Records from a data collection

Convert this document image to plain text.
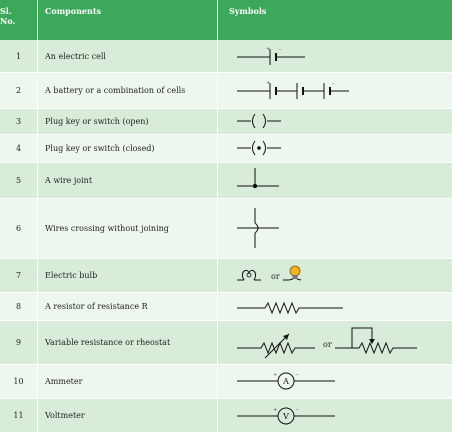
Sl.
No.
Components	Symbols
1	An electric cell
+ –
2	A battery or a combination of cells
+	–
3	Plug key or switch (open)
4	Plug key or switch (closed)
5	A wire joint
6	Wires crossing without joining
7	Electric bulb	or
8	A resistor of resistance R
9	Variable resistance or rheostat	or
10	Ammeter	A
+	–
11	Voltmeter	V
+	–
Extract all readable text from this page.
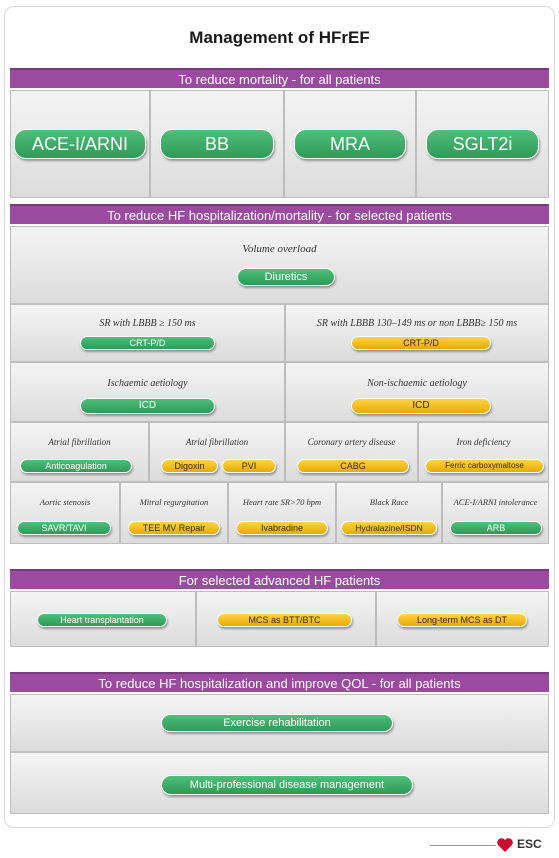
Management of HFrEF
To reduce mortality - for all patients
ACE-I/ARNI	BB	MRA	SGLT2i
To reduce HF hospitalization/mortality - for selected patients
Volume overload
Diuretics
SR with LBBB ≥ 150 ms
CRT-P/D
SR with LBBB 130–149 ms or non LBBB≥ 150 ms
CRT-P/D
Ischaemic aetiology
ICD
Non-ischaemic aetiology
ICD
Atrial fibrillation
Anticoagulation
Atrial fibrillation
Digoxin	PVI
Coronary artery disease
CABG
Iron deficiency
Ferric carboxymaltose
Aortic stenosis
SAVR/TAVI
Mitral regurgitation
TEE MV Repair
Heart rate SR>70 bpm
Ivabradine
Black Race
Hydralazine/ISDN
ACE-I/ARNI intolerance
ARB
For selected advanced HF patients
Heart transplantation	MCS as BTT/BTC	Long-term MCS as DT
To reduce HF hospitalization and improve QOL - for all patients
Exercise rehabilitation
Multi-professional disease management
ESC
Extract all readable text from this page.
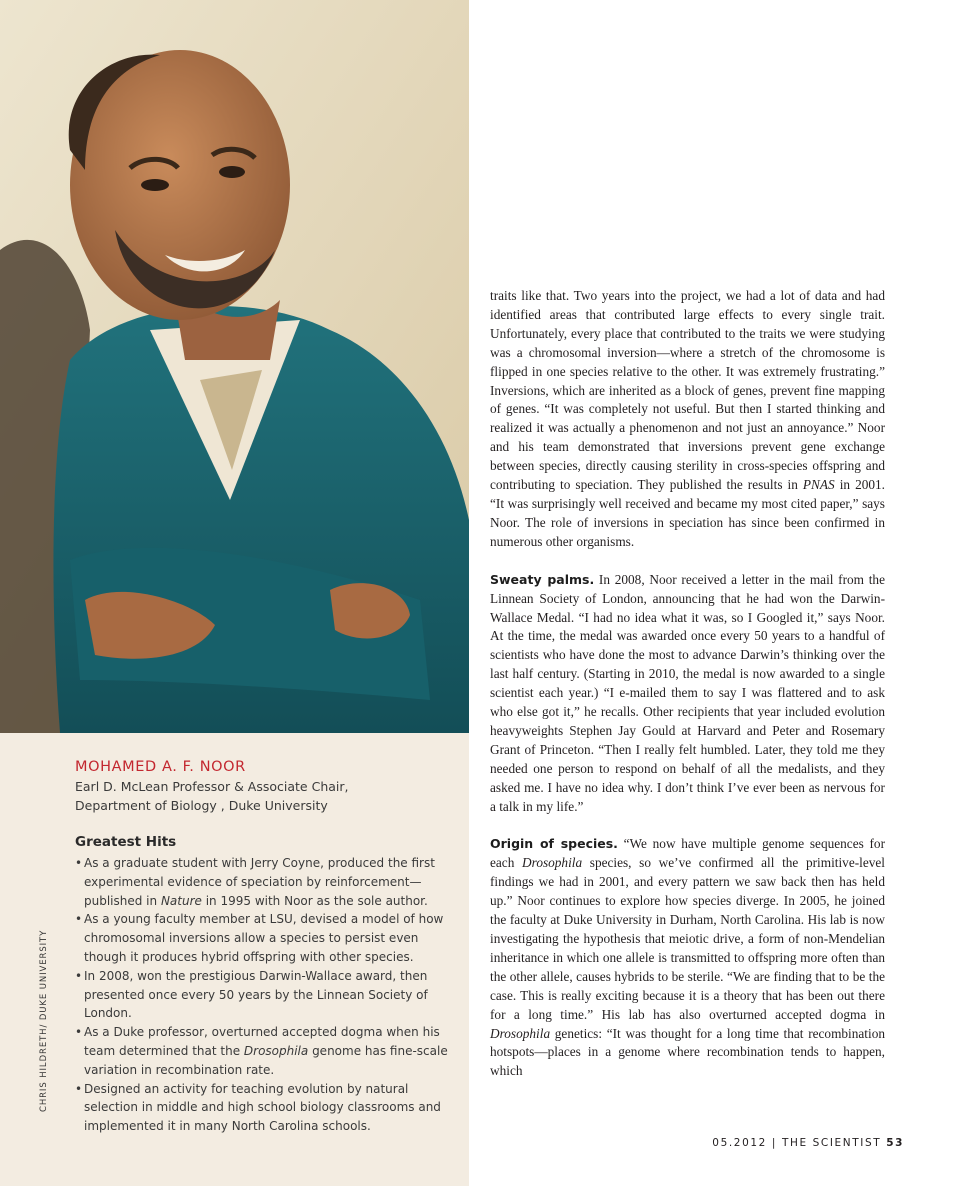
MOHAMED A. F. NOOR
Earl D. McLean Professor & Associate Chair,
Department of Biology , Duke University
Greatest Hits
• As a graduate student with Jerry Coyne, produced the first
experimental evidence of speciation by reinforcement—
published in Nature in 1995 with Noor as the sole author.
• As a young faculty member at LSU, devised a model of how
chromosomal inversions allow a species to persist even
though it produces hybrid offspring with other species.
• In 2008, won the prestigious Darwin-Wallace award, then
presented once every 50 years by the Linnean Society of London.
• As a Duke professor, overturned accepted dogma when his
team determined that the Drosophila genome has fine-scale
variation in recombination rate.
• Designed an activity for teaching evolution by natural
selection in middle and high school biology classrooms and
implemented it in many North Carolina schools.
CHRIS HILDRETH/ DUKE UNIVERSITY

traits like that. Two years into the project, we had a lot of data and had identified areas that contributed large effects to every single trait. Unfortunately, every place that contributed to the traits we were studying was a chromosomal inversion—where a stretch of the chromosome is flipped in one species relative to the other. It was extremely frustrating.” Inversions, which are inherited as a block of genes, prevent fine mapping of genes. “It was completely not useful. But then I started thinking and realized it was actually a phenomenon and not just an annoyance.” Noor and his team demonstrated that inversions prevent gene exchange between species, directly causing sterility in cross-species offspring and contributing to speciation. They published the results in PNAS in 2001. “It was surprisingly well received and became my most cited paper,” says Noor. The role of inversions in speciation has since been confirmed in numerous other organisms.

Sweaty palms. In 2008, Noor received a letter in the mail from the Linnean Society of London, announcing that he had won the Darwin-Wallace Medal. “I had no idea what it was, so I Googled it,” says Noor. At the time, the medal was awarded once every 50 years to a handful of scientists who have done the most to advance Darwin’s thinking over the last half century. (Starting in 2010, the medal is now awarded to a single scientist each year.) “I e-mailed them to say I was flattered and to ask who else got it,” he recalls. Other recipients that year included evolution heavyweights Stephen Jay Gould at Harvard and Peter and Rosemary Grant of Princeton. “Then I really felt humbled. Later, they told me they needed one person to respond on behalf of all the medalists, and they asked me. I have no idea why. I don’t think I’ve ever been as nervous for a talk in my life.”

Origin of species. “We now have multiple genome sequences for each Drosophila species, so we’ve confirmed all the primitive-level findings we had in 2001, and every pattern we saw back then has held up.” Noor continues to explore how species diverge. In 2005, he joined the faculty at Duke University in Durham, North Carolina. His lab is now investigating the hypothesis that meiotic drive, a form of non-Mendelian inheritance in which one allele is transmitted to offspring more often than the other allele, causes hybrids to be sterile. “We are finding that to be the case. This is really exciting because it is a theory that has been out there for a long time.” His lab has also overturned accepted dogma in Drosophila genetics: “It was thought for a long time that recombination hotspots—places in a genome where recombination tends to happen, which

05.2012 | THE SCIENTIST 53
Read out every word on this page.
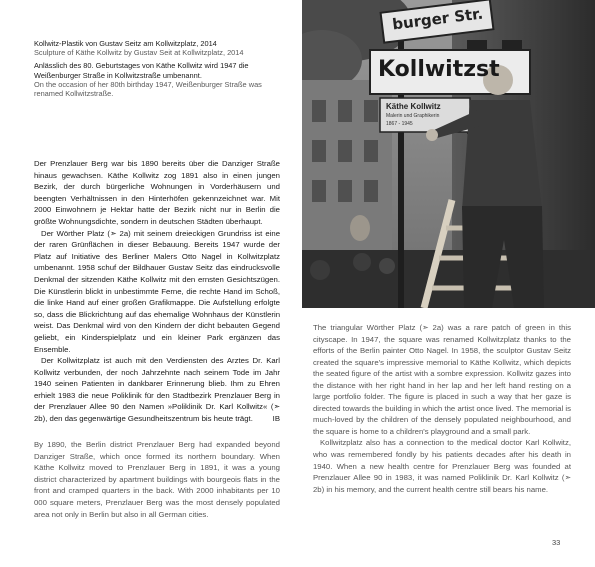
Kollwitz-Plastik von Gustav Seitz am Kollwitzplatz, 2014

Sculpture of Käthe Kollwitz by Gustav Seit at Kollwitzplatz, 2014

Anlässlich des 80. Geburtstages von Käthe Kollwitz wird 1947 die Weißenburger Straße in Kollwitzstraße umbenannt.

On the occasion of her 80th birthday 1947, Weißenburger Straße was renamed Kollwitzstraße.

burger Str.
Kollwitzst
Käthe Kollwitz
Malerin und Graphikerin
1867 - 1945

Der Prenzlauer Berg war bis 1890 bereits über die Danziger Straße hinaus gewachsen. Käthe Kollwitz zog 1891 also in einen jungen Bezirk, der durch bürgerliche Wohnungen in Vorderhäusern und beengten Verhältnissen in den Hinterhöfen gekennzeichnet war. Mit 2000 Einwohnern je Hektar hatte der Bezirk nicht nur in Berlin die größte Wohnungsdichte, sondern in deutschen Städten überhaupt.

Der Wörther Platz (➣ 2a) mit seinem dreieckigen Grundriss ist eine der raren Grünflächen in dieser Bebauung. Bereits 1947 wurde der Platz auf Initiative des Berliner Malers Otto Nagel in Kollwitzplatz umbenannt. 1958 schuf der Bildhauer Gustav Seitz das eindrucksvolle Denkmal der sitzenden Käthe Kollwitz mit den ernsten Gesichtszügen. Die Künstlerin blickt in unbestimmte Ferne, die rechte Hand im Schoß, die linke Hand auf einer großen Grafikmappe. Die Aufstellung erfolgte so, dass die Blickrichtung auf das ehemalige Wohnhaus der Künstlerin weist. Das Denkmal wird von den Kindern der dicht bebauten Gegend geliebt, ein Kinderspielplatz und ein kleiner Park ergänzen das Ensemble.

Der Kollwitzplatz ist auch mit den Verdiensten des Arztes Dr. Karl Kollwitz verbunden, der noch Jahrzehnte nach seinem Tode im Jahr 1940 seinen Patienten in dankbarer Erinnerung blieb. Ihm zu Ehren erhielt 1983 die neue Poliklinik für den Stadtbezirk Prenzlauer Berg in der Prenzlauer Allee 90 den Namen »Poliklinik Dr. Karl Kollwitz« (➣ 2b), den das gegenwärtige Gesundheitszentrum bis heute trägt.	IB

By 1890, the Berlin district Prenzlauer Berg had expanded beyond Danziger Straße, which once formed its northern boundary. When Käthe Kollwitz moved to Prenzlauer Berg in 1891, it was a young district characterized by apartment buildings with bourgeois flats in the front and cramped quarters in the back. With 2000 inhabitants per 10 000 square meters, Prenzlauer Berg was the most densely populated area not only in Berlin but also in all German cities.

The triangular Wörther Platz (➣ 2a) was a rare patch of green in this cityscape. In 1947, the square was renamed Kollwitzplatz thanks to the efforts of the Berlin painter Otto Nagel. In 1958, the sculptor Gustav Seitz created the square's impressive memorial to Käthe Kollwitz, which depicts the seated figure of the artist with a sombre expression. Kollwitz gazes into the distance with her right hand in her lap and her left hand resting on a large portfolio folder. The figure is placed in such a way that her gaze is directed towards the building in which the artist once lived. The memorial is much-loved by the children of the densely populated neighbourhood, and the square is home to a children's playground and a small park.

Kollwitzplatz also has a connection to the medical doctor Karl Kollwitz, who was remembered fondly by his patients decades after his death in 1940. When a new health centre for Prenzlauer Berg was founded at Prenzlauer Allee 90 in 1983, it was named Poliklinik Dr. Karl Kollwitz (➣ 2b) in his memory, and the current health centre still bears his name.

33
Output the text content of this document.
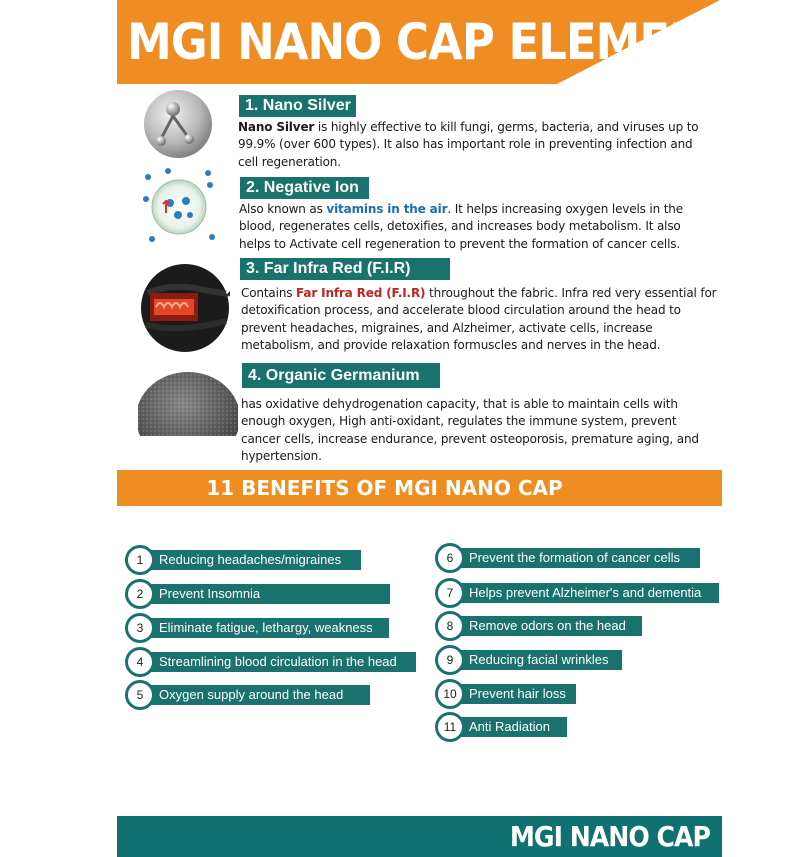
MGI NANO CAP ELEMENTS
1. Nano Silver
Nano Silver is highly effective to kill fungi, germs, bacteria, and viruses up to 99.9% (over 600 types). It also has important role in preventing infection and cell regeneration.
2. Negative Ion
Also known as vitamins in the air. It helps increasing oxygen levels in the blood, regenerates cells, detoxifies, and increases body metabolism. It also helps to Activate cell regeneration to prevent the formation of cancer cells.
3. Far Infra Red (F.I.R)
Contains Far Infra Red (F.I.R) throughout the fabric. Infra red very essential for detoxification process, and accelerate blood circulation around the head to prevent headaches, migraines, and Alzheimer, activate cells, increase metabolism, and provide relaxation formuscles and nerves in the head.
4. Organic Germanium
has oxidative dehydrogenation capacity, that is able to maintain cells with enough oxygen, High anti-oxidant, regulates the immune system, prevent cancer cells, increase endurance, prevent osteoporosis, premature aging, and hypertension.
11 BENEFITS OF MGI NANO CAP
1	Reducing headaches/migraines
2	Prevent Insomnia
3	Eliminate fatigue, lethargy, weakness
4	Streamlining blood circulation in the head
5	Oxygen supply around the head
6	Prevent the formation of cancer cells
7	Helps prevent Alzheimer's and dementia
8	Remove odors on the head
9	Reducing facial wrinkles
10 Prevent hair loss
11 Anti Radiation
MGI NANO CAP
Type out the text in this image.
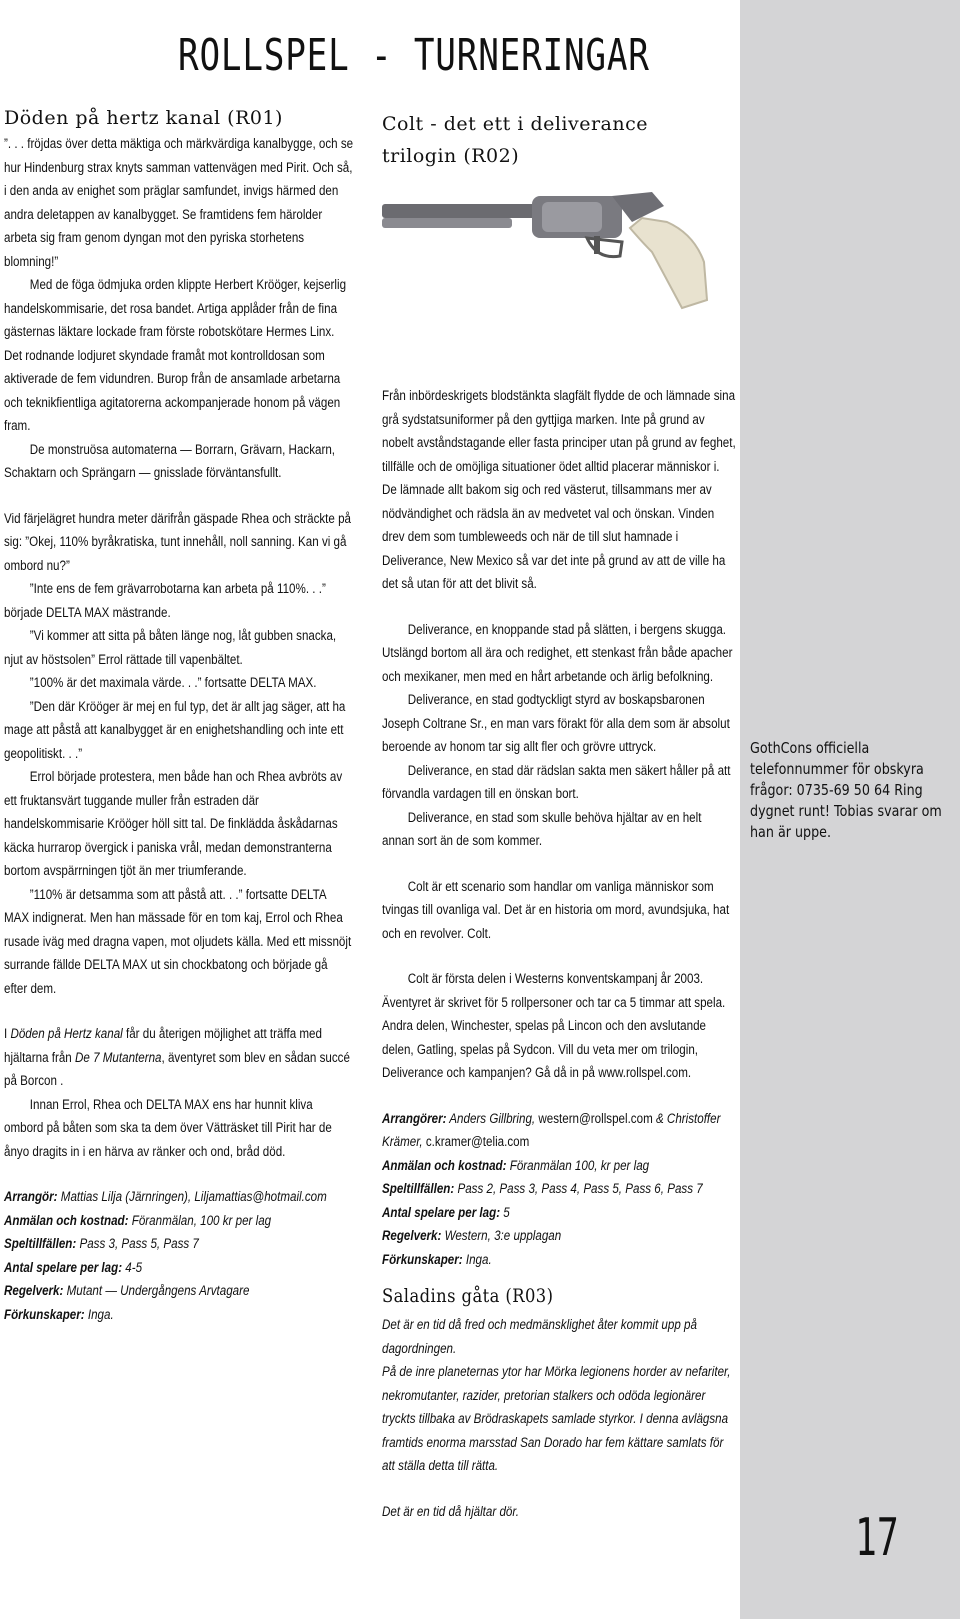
ROLLSPEL - TURNERINGAR
Döden på hertz kanal (R01)

”. . . fröjdas över detta mäktiga och märkvärdiga kanalbygge, och se hur Hindenburg strax knyts samman vattenvägen med Pirit. Och så, i den anda av enighet som präglar samfundet, invigs härmed den andra deletappen av kanalbygget. Se framtidens fem härolder arbeta sig fram genom dyngan mot den pyriska storhetens blomning!”

Med de föga ödmjuka orden klippte Herbert Krööger, kejserlig handelskommisarie, det rosa bandet. Artiga applåder från de fina gästernas läktare lockade fram förste robotskötare Hermes Linx. Det rodnande lodjuret skyndade framåt mot kontrolldosan som aktiverade de fem vidundren. Burop från de ansamlade arbetarna och teknikfientliga agitatorerna ackompanjerade honom på vägen fram.

De monstruösa automaterna — Borrarn, Grävarn, Hackarn, Schaktarn och Sprängarn — gnisslade förväntansfullt.

Vid färjelägret hundra meter därifrån gäspade Rhea och sträckte på sig: ”Okej, 110% byråkratiska, tunt innehåll, noll sanning. Kan vi gå ombord nu?”

”Inte ens de fem grävarrobotarna kan arbeta på 110%. . .” började DELTA MAX mästrande.

”Vi kommer att sitta på båten länge nog, låt gubben snacka, njut av höstsolen” Errol rättade till vapenbältet.

”100% är det maximala värde. . .” fortsatte DELTA MAX.

”Den där Krööger är mej en ful typ, det är allt jag säger, att ha mage att påstå att kanalbygget är en enighetshandling och inte ett geopolitiskt. . .”

Errol började protestera, men både han och Rhea avbröts av ett fruktansvärt tuggande muller från estraden där handelskommisarie Krööger höll sitt tal. De finklädda åskådarnas käcka hurrarop övergick i paniska vrål, medan demonstranterna bortom avspärrningen tjöt än mer triumferande.

”110% är detsamma som att påstå att. . .” fortsatte DELTA MAX indignerat. Men han mässade för en tom kaj, Errol och Rhea rusade iväg med dragna vapen, mot oljudets källa. Med ett missnöjt surrande fällde DELTA MAX ut sin chockbatong och började gå efter dem.

I Döden på Hertz kanal får du återigen möjlighet att träffa med hjältarna från De 7 Mutanterna, äventyret som blev en sådan succé på Borcon .

Innan Errol, Rhea och DELTA MAX ens har hunnit kliva ombord på båten som ska ta dem över Vätträsket till Pirit har de ånyo dragits in i en härva av ränker och ond, bråd död.

Arrangör: Mattias Lilja (Järnringen), Liljamattias@hotmail.com

Anmälan och kostnad: Föranmälan, 100 kr per lag

Speltillfällen: Pass 3, Pass 5, Pass 7

Antal spelare per lag: 4-5

Regelverk: Mutant — Undergångens Arvtagare

Förkunskaper: Inga.

Colt - det ett i deliverance trilogin (R02)

Från inbördeskrigets blodstänkta slagfält flydde de och lämnade sina grå sydstatsuniformer på den gyttjiga marken. Inte på grund av nobelt avståndstagande eller fasta principer utan på grund av feghet, tillfälle och de omöjliga situationer ödet alltid placerar människor i. De lämnade allt bakom sig och red västerut, tillsammans mer av nödvändighet och rädsla än av medvetet val och önskan. Vinden drev dem som tumbleweeds och när de till slut hamnade i Deliverance, New Mexico så var det inte på grund av att de ville ha det så utan för att det blivit så.

Deliverance, en knoppande stad på slätten, i bergens skugga. Utslängd bortom all ära och redighet, ett stenkast från både apacher och mexikaner, men med en hårt arbetande och ärlig befolkning.

Deliverance, en stad godtyckligt styrd av boskapsbaronen Joseph Coltrane Sr., en man vars förakt för alla dem som är absolut beroende av honom tar sig allt fler och grövre uttryck.

Deliverance, en stad där rädslan sakta men säkert håller på att förvandla vardagen till en önskan bort.

Deliverance, en stad som skulle behöva hjältar av en helt annan sort än de som kommer.

Colt är ett scenario som handlar om vanliga människor som tvingas till ovanliga val. Det är en historia om mord, avundsjuka, hat och en revolver. Colt.

Colt är första delen i Westerns konventskampanj år 2003. Äventyret är skrivet för 5 rollpersoner och tar ca 5 timmar att spela. Andra delen, Winchester, spelas på Lincon och den avslutande delen, Gatling, spelas på Sydcon. Vill du veta mer om trilogin, Deliverance och kampanjen? Gå då in på www.rollspel.com.

Arrangörer: Anders Gillbring, western@rollspel.com & Christoffer Krämer, c.kramer@telia.com

Anmälan och kostnad: Föranmälan 100, kr per lag

Speltillfällen: Pass 2, Pass 3, Pass 4, Pass 5, Pass 6, Pass 7

Antal spelare per lag: 5

Regelverk: Western, 3:e upplagan

Förkunskaper: Inga.

Saladins gåta (R03)

Det är en tid då fred och medmänsklighet åter kommit upp på dagordningen.

På de inre planeternas ytor har Mörka legionens horder av nefariter, nekromutanter, razider, pretorian stalkers och odöda legionärer tryckts tillbaka av Brödraskapets samlade styrkor. I denna avlägsna framtids enorma marsstad San Dorado har fem kättare samlats för att ställa detta till rätta.

Det är en tid då hjältar dör.

GothCons officiella telefonnummer för obskyra frågor: 0735-69 50 64 Ring dygnet runt! Tobias svarar om han är uppe.
17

*PROBLEM DETAILS*
Please work out how many lines in the records hold the string "regeneration", and give only the number.

*RESULT FOR THIS EXERCISE*
2